**WHAT THE TASK REQUIRES:**
Exact reproduction of the data is required, with images excluded.

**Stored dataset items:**
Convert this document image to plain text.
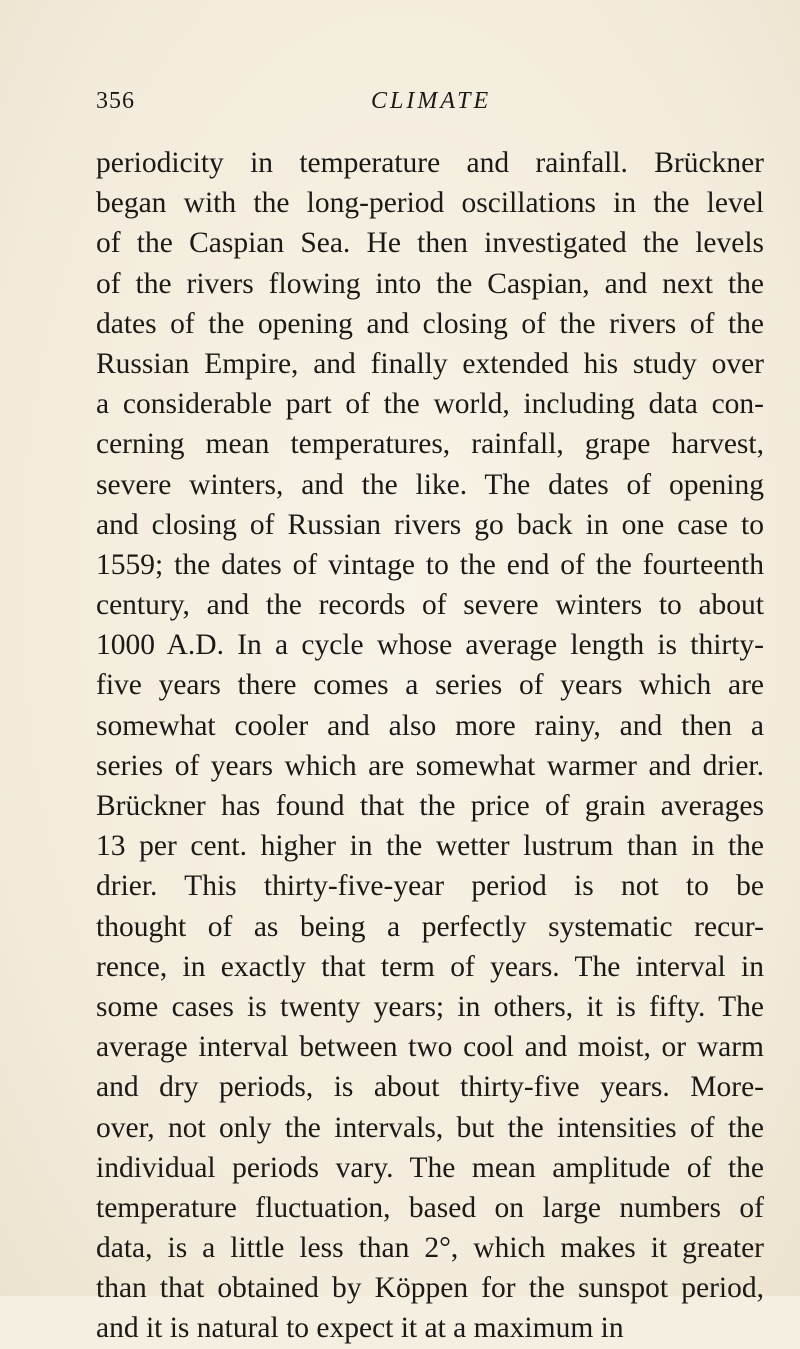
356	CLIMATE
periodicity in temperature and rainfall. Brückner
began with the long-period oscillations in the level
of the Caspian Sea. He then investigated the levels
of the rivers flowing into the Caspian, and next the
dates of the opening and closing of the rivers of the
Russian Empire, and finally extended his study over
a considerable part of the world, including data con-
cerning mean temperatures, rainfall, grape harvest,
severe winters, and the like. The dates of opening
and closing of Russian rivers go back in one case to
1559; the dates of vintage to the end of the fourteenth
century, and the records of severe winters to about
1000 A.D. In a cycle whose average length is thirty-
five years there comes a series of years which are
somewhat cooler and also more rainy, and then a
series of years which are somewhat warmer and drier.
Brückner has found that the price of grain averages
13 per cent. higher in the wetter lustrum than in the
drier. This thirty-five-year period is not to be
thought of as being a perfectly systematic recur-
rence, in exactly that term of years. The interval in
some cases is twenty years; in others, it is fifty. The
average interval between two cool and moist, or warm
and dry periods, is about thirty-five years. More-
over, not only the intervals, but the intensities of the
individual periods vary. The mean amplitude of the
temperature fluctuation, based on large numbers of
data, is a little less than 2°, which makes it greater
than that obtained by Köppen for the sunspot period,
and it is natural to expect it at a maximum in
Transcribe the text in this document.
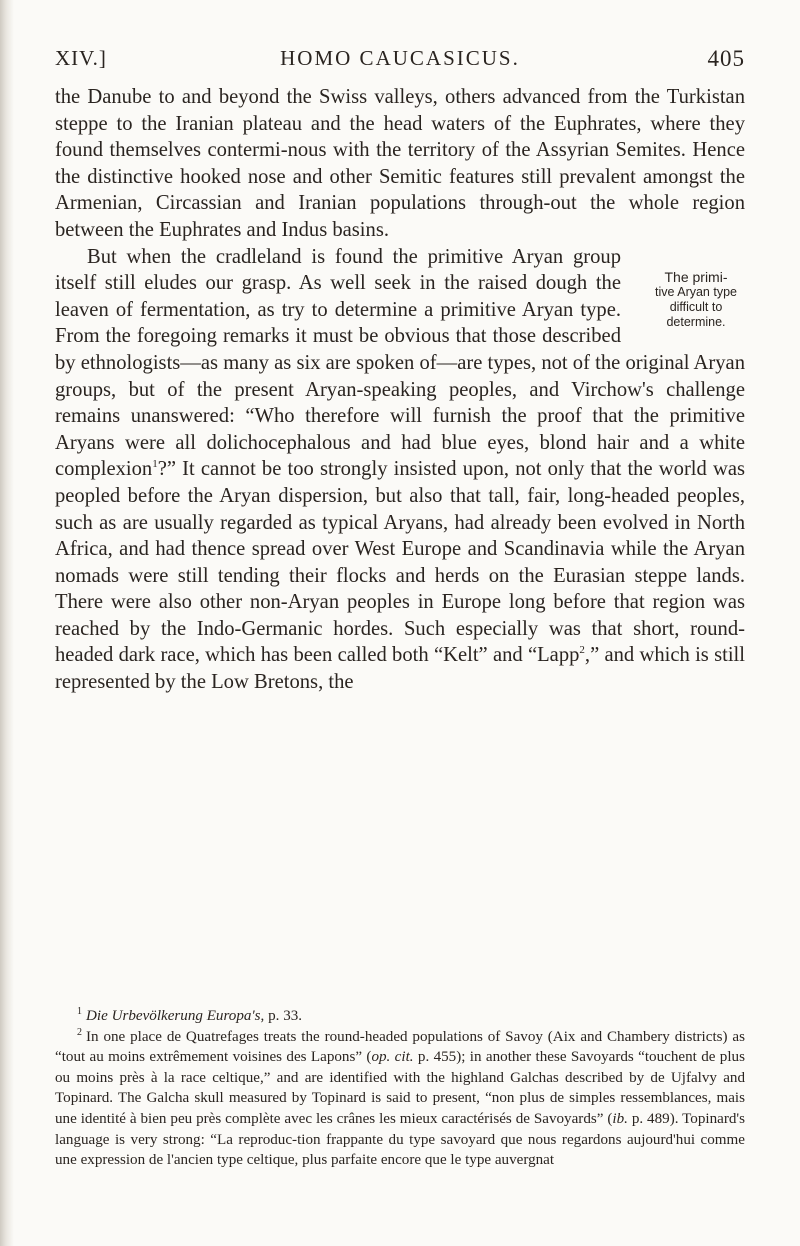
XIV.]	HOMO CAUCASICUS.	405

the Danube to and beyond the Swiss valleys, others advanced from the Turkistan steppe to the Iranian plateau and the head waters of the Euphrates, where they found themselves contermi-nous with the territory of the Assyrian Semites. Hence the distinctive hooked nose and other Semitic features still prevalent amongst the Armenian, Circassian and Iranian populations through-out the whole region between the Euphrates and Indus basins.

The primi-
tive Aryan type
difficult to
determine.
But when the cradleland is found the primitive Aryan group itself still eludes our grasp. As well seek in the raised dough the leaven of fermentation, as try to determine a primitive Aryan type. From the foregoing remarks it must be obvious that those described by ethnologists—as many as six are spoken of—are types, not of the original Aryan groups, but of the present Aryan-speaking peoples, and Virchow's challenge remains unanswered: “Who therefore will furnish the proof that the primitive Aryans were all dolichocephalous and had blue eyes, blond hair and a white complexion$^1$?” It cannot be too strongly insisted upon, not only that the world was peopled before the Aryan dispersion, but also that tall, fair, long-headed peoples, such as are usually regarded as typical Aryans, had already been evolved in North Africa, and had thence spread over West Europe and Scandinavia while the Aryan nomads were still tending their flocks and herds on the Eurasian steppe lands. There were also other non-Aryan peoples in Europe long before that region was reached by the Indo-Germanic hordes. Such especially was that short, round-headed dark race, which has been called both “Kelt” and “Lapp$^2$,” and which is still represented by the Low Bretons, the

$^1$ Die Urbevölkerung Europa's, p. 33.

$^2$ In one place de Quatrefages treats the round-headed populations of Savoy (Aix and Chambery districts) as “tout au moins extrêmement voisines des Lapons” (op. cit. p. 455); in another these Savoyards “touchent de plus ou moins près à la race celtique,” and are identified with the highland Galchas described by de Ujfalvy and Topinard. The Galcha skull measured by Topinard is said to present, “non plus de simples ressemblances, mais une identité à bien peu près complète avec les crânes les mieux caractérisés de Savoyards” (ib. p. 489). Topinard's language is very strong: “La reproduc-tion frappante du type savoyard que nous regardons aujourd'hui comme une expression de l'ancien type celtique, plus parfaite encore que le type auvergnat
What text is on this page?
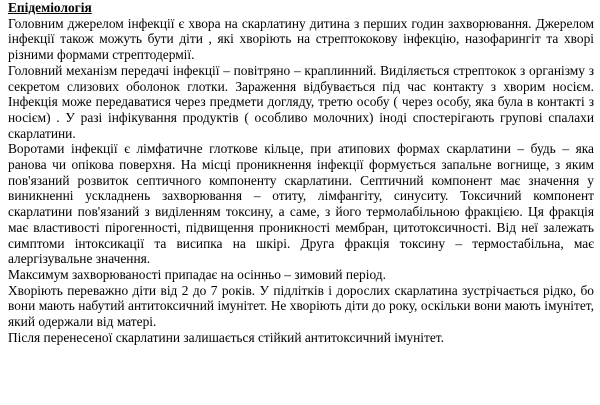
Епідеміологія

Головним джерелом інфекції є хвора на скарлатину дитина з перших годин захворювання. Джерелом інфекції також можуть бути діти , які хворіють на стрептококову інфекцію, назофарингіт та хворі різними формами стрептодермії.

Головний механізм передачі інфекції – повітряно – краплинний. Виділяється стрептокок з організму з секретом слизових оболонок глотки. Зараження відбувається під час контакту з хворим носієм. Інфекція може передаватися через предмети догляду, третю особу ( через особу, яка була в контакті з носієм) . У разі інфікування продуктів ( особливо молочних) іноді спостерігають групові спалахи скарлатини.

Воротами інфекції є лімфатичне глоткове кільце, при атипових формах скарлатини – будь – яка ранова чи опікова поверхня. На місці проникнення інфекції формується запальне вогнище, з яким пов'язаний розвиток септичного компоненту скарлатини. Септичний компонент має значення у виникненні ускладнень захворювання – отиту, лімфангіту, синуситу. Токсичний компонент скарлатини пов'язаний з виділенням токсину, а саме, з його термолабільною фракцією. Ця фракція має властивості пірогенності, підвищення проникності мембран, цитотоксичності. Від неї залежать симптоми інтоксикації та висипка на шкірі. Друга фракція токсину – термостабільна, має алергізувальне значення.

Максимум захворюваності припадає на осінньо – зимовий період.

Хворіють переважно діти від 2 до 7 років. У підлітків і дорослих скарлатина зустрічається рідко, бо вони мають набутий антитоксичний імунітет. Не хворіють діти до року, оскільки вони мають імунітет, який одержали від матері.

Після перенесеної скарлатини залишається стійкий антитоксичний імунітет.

**EXERCISE SOLUTION:**
Convert this document image to plain text.
356	CLIMATE
periodicity in temperature and rainfall. Brückner
began with the long-period oscillations in the level
of the Caspian Sea. He then investigated the levels
of the rivers flowing into the Caspian, and next the
dates of the opening and closing of the rivers of the
Russian Empire, and finally extended his study over
a considerable part of the world, including data con-
cerning mean temperatures, rainfall, grape harvest,
severe winters, and the like. The dates of opening
and closing of Russian rivers go back in one case to
1559; the dates of vintage to the end of the fourteenth
century, and the records of severe winters to about
1000 A.D. In a cycle whose average length is thirty-
five years there comes a series of years which are
somewhat cooler and also more rainy, and then a
series of years which are somewhat warmer and drier.
Brückner has found that the price of grain averages
13 per cent. higher in the wetter lustrum than in the
drier. This thirty-five-year period is not to be
thought of as being a perfectly systematic recur-
rence, in exactly that term of years. The interval in
some cases is twenty years; in others, it is fifty. The
average interval between two cool and moist, or warm
and dry periods, is about thirty-five years. More-
over, not only the intervals, but the intensities of the
individual periods vary. The mean amplitude of the
temperature fluctuation, based on large numbers of
data, is a little less than 2°, which makes it greater
than that obtained by Köppen for the sunspot period,
and it is natural to expect it at a maximum in
Transcribe the text in this document.
XIV.]	HOMO CAUCASICUS.	405

the Danube to and beyond the Swiss valleys, others advanced from the Turkistan steppe to the Iranian plateau and the head waters of the Euphrates, where they found themselves contermi-nous with the territory of the Assyrian Semites. Hence the distinctive hooked nose and other Semitic features still prevalent amongst the Armenian, Circassian and Iranian populations through-out the whole region between the Euphrates and Indus basins.

The primi-
tive Aryan type
difficult to
determine.
But when the cradleland is found the primitive Aryan group itself still eludes our grasp. As well seek in the raised dough the leaven of fermentation, as try to determine a primitive Aryan type. From the foregoing remarks it must be obvious that those described by ethnologists—as many as six are spoken of—are types, not of the original Aryan groups, but of the present Aryan-speaking peoples, and Virchow's challenge remains unanswered: “Who therefore will furnish the proof that the primitive Aryans were all dolichocephalous and had blue eyes, blond hair and a white complexion$^1$?” It cannot be too strongly insisted upon, not only that the world was peopled before the Aryan dispersion, but also that tall, fair, long-headed peoples, such as are usually regarded as typical Aryans, had already been evolved in North Africa, and had thence spread over West Europe and Scandinavia while the Aryan nomads were still tending their flocks and herds on the Eurasian steppe lands. There were also other non-Aryan peoples in Europe long before that region was reached by the Indo-Germanic hordes. Such especially was that short, round-headed dark race, which has been called both “Kelt” and “Lapp$^2$,” and which is still represented by the Low Bretons, the

$^1$ Die Urbevölkerung Europa's, p. 33.

$^2$ In one place de Quatrefages treats the round-headed populations of Savoy (Aix and Chambery districts) as “tout au moins extrêmement voisines des Lapons” (op. cit. p. 455); in another these Savoyards “touchent de plus ou moins près à la race celtique,” and are identified with the highland Galchas described by de Ujfalvy and Topinard. The Galcha skull measured by Topinard is said to present, “non plus de simples ressemblances, mais une identité à bien peu près complète avec les crânes les mieux caractérisés de Savoyards” (ib. p. 489). Topinard's language is very strong: “La reproduc-tion frappante du type savoyard que nous regardons aujourd'hui comme une expression de l'ancien type celtique, plus parfaite encore que le type auvergnat
What text is on this page?
Епідеміологія

Головним джерелом інфекції є хвора на скарлатину дитина з перших годин захворювання. Джерелом інфекції також можуть бути діти , які хворіють на стрептококову інфекцію, назофарингіт та хворі різними формами стрептодермії.

Головний механізм передачі інфекції – повітряно – краплинний. Виділяється стрептокок з організму з секретом слизових оболонок глотки. Зараження відбувається під час контакту з хворим носієм. Інфекція може передаватися через предмети догляду, третю особу ( через особу, яка була в контакті з носієм) . У разі інфікування продуктів ( особливо молочних) іноді спостерігають групові спалахи скарлатини.

Воротами інфекції є лімфатичне глоткове кільце, при атипових формах скарлатини – будь – яка ранова чи опікова поверхня. На місці проникнення інфекції формується запальне вогнище, з яким пов'язаний розвиток септичного компоненту скарлатини. Септичний компонент має значення у виникненні ускладнень захворювання – отиту, лімфангіту, синуситу. Токсичний компонент скарлатини пов'язаний з виділенням токсину, а саме, з його термолабільною фракцією. Ця фракція має властивості пірогенності, підвищення проникності мембран, цитотоксичності. Від неї залежать симптоми інтоксикації та висипка на шкірі. Друга фракція токсину – термостабільна, має алергізувальне значення.

Максимум захворюваності припадає на осінньо – зимовий період.

Хворіють переважно діти від 2 до 7 років. У підлітків і дорослих скарлатина зустрічається рідко, бо вони мають набутий антитоксичний імунітет. Не хворіють діти до року, оскільки вони мають імунітет, який одержали від матері.

Після перенесеної скарлатини залишається стійкий антитоксичний імунітет.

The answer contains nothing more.